SUPPLIED RECORDS
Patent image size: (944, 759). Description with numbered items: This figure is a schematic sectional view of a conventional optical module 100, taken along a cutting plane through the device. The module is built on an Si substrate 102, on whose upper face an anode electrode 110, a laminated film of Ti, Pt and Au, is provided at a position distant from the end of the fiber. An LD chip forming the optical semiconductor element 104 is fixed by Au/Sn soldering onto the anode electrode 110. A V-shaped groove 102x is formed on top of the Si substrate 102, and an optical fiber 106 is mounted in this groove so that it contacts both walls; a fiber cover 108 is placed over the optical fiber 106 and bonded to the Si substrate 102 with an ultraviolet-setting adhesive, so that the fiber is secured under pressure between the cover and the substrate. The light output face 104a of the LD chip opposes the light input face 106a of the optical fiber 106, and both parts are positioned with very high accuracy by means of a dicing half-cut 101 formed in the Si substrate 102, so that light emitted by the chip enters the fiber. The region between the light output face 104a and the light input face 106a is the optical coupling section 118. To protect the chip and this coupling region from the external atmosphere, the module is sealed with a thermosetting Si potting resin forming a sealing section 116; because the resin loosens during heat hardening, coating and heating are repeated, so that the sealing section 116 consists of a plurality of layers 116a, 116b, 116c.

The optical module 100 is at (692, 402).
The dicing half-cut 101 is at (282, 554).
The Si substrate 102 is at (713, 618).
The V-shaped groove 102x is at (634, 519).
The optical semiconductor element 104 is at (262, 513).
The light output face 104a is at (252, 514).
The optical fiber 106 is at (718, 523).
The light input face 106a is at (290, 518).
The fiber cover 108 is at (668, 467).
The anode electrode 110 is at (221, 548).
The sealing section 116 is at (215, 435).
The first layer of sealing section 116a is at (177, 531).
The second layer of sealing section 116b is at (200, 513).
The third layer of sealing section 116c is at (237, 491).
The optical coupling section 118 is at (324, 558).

TASK REQUIREMENTS
Reproduce every item above word for word, with each line unchanged and in its original order.

RESULT OF THE TASK
Patent image size: (944, 759). Description with numbered items: This figure is a schematic sectional view of a conventional optical module 100, taken along a cutting plane through the device. The module is built on an Si substrate 102, on whose upper face an anode electrode 110, a laminated film of Ti, Pt and Au, is provided at a position distant from the end of the fiber. An LD chip forming the optical semiconductor element 104 is fixed by Au/Sn soldering onto the anode electrode 110. A V-shaped groove 102x is formed on top of the Si substrate 102, and an optical fiber 106 is mounted in this groove so that it contacts both walls; a fiber cover 108 is placed over the optical fiber 106 and bonded to the Si substrate 102 with an ultraviolet-setting adhesive, so that the fiber is secured under pressure between the cover and the substrate. The light output face 104a of the LD chip opposes the light input face 106a of the optical fiber 106, and both parts are positioned with very high accuracy by means of a dicing half-cut 101 formed in the Si substrate 102, so that light emitted by the chip enters the fiber. The region between the light output face 104a and the light input face 106a is the optical coupling section 118. To protect the chip and this coupling region from the external atmosphere, the module is sealed with a thermosetting Si potting resin forming a sealing section 116; because the resin loosens during heat hardening, coating and heating are repeated, so that the sealing section 116 consists of a plurality of layers 116a, 116b, 116c.

The optical module 100 is at (692, 402).
The dicing half-cut 101 is at (282, 554).
The Si substrate 102 is at (713, 618).
The V-shaped groove 102x is at (634, 519).
The optical semiconductor element 104 is at (262, 513).
The light output face 104a is at (252, 514).
The optical fiber 106 is at (718, 523).
The light input face 106a is at (290, 518).
The fiber cover 108 is at (668, 467).
The anode electrode 110 is at (221, 548).
The sealing section 116 is at (215, 435).
The first layer of sealing section 116a is at (177, 531).
The second layer of sealing section 116b is at (200, 513).
The third layer of sealing section 116c is at (237, 491).
The optical coupling section 118 is at (324, 558).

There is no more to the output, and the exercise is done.